What you have to do: Each line of the records that holds "screenshot" should be shown in full.

Data provided:
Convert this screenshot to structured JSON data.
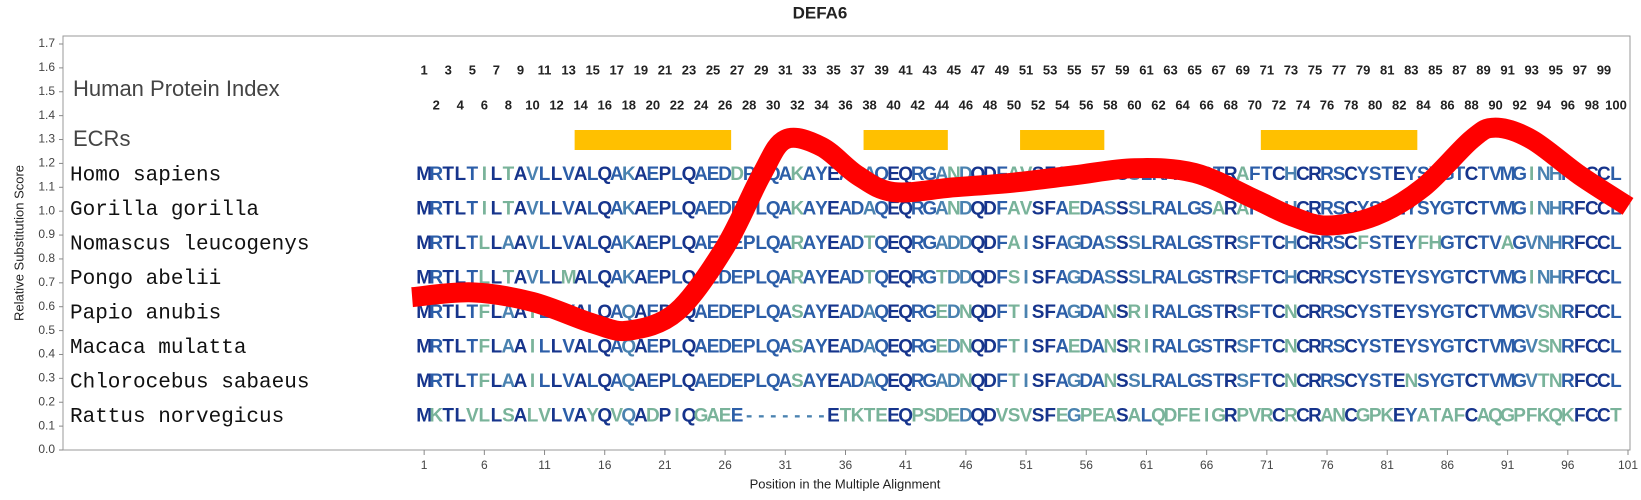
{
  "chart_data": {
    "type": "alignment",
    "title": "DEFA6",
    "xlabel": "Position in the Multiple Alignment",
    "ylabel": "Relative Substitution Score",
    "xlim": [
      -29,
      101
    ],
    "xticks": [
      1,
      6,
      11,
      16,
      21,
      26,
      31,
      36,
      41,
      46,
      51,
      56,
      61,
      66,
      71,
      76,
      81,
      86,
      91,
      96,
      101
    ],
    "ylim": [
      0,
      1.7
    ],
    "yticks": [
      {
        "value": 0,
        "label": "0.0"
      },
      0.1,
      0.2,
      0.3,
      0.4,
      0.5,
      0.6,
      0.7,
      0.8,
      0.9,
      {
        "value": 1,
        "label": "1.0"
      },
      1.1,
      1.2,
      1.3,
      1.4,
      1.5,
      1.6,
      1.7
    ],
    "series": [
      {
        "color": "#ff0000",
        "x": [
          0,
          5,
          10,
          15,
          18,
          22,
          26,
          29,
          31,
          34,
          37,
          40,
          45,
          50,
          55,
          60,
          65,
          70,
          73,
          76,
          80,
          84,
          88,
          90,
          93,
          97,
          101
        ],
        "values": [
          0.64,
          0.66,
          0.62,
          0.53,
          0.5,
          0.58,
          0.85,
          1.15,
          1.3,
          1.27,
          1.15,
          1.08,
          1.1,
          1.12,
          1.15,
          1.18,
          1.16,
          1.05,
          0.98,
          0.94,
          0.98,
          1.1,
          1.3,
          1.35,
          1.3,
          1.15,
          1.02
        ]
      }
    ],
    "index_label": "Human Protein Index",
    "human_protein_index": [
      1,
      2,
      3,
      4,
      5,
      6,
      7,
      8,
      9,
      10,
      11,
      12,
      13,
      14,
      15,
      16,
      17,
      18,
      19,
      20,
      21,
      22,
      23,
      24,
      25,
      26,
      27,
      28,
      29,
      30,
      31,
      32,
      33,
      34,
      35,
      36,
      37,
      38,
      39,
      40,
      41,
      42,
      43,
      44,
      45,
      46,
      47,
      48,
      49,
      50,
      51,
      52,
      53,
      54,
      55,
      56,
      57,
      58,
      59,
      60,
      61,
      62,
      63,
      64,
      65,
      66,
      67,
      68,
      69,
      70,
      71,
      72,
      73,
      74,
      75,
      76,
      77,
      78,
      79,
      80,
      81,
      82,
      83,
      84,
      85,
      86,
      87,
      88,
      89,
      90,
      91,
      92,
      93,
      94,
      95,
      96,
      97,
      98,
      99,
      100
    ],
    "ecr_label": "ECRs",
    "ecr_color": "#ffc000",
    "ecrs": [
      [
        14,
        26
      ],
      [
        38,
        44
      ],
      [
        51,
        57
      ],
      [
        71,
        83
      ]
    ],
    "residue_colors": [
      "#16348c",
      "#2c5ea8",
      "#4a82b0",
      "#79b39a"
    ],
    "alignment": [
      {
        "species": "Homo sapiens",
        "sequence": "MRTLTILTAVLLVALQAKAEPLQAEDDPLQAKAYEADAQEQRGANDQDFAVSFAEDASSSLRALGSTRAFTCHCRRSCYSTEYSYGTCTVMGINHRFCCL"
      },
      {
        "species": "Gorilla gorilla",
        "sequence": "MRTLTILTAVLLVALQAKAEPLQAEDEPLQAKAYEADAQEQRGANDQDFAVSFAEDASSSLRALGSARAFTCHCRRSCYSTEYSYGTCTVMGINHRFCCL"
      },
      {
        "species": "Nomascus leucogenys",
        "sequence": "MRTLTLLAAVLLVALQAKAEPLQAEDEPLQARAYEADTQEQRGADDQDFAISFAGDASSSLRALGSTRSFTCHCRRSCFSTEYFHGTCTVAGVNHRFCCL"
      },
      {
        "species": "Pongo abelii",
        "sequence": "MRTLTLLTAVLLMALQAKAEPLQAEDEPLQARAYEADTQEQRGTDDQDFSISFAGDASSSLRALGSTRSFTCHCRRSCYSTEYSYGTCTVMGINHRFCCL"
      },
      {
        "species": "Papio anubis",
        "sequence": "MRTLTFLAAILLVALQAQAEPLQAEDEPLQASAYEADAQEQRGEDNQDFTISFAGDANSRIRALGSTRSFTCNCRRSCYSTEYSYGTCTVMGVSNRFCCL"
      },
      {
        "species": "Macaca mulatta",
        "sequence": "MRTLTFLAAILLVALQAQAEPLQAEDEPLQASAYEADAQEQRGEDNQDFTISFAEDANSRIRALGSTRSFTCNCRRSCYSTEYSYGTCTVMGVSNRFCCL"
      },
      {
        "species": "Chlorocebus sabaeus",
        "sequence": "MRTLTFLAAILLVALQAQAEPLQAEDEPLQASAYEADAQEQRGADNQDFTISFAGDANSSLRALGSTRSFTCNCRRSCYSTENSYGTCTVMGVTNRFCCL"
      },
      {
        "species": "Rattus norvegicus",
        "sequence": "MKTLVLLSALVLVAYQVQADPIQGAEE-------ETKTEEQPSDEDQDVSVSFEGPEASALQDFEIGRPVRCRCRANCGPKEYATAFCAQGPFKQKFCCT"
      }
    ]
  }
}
==
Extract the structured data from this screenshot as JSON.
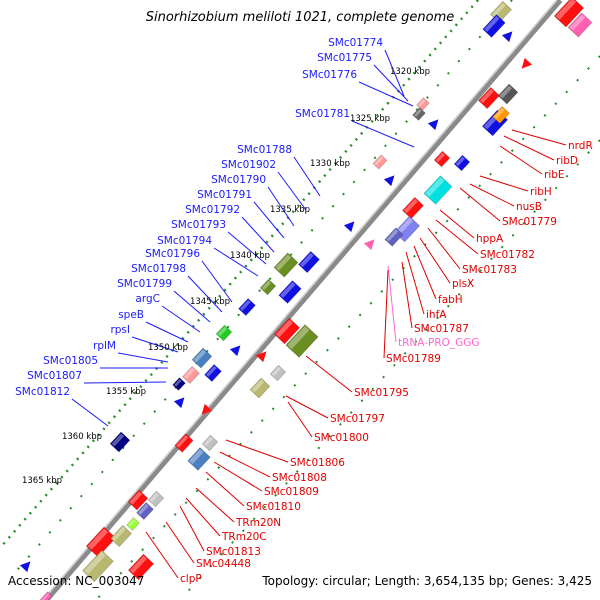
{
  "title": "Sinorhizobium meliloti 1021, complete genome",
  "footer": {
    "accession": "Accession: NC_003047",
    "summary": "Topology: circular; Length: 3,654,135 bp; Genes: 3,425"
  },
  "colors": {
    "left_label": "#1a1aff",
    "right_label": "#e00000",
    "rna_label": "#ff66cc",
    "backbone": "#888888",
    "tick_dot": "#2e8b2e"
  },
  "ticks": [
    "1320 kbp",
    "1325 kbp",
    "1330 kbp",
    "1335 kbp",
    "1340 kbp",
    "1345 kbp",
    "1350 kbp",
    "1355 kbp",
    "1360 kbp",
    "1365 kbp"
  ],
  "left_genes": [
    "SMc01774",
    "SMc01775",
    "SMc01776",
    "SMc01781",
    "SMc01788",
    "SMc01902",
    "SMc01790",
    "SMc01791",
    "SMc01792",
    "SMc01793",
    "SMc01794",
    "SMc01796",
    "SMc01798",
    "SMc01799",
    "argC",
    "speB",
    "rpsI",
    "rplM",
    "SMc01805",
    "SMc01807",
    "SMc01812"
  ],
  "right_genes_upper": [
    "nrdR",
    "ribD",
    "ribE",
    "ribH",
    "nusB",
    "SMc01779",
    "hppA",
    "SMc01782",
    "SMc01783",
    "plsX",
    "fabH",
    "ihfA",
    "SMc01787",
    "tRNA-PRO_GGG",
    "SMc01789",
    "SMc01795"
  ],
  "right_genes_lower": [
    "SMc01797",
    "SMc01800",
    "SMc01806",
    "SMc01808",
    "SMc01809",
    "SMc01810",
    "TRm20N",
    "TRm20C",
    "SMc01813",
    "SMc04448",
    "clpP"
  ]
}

Reply to the exercise:
Convert this screenshot to structured JSON data.
Extract the structured data from this screenshot as JSON.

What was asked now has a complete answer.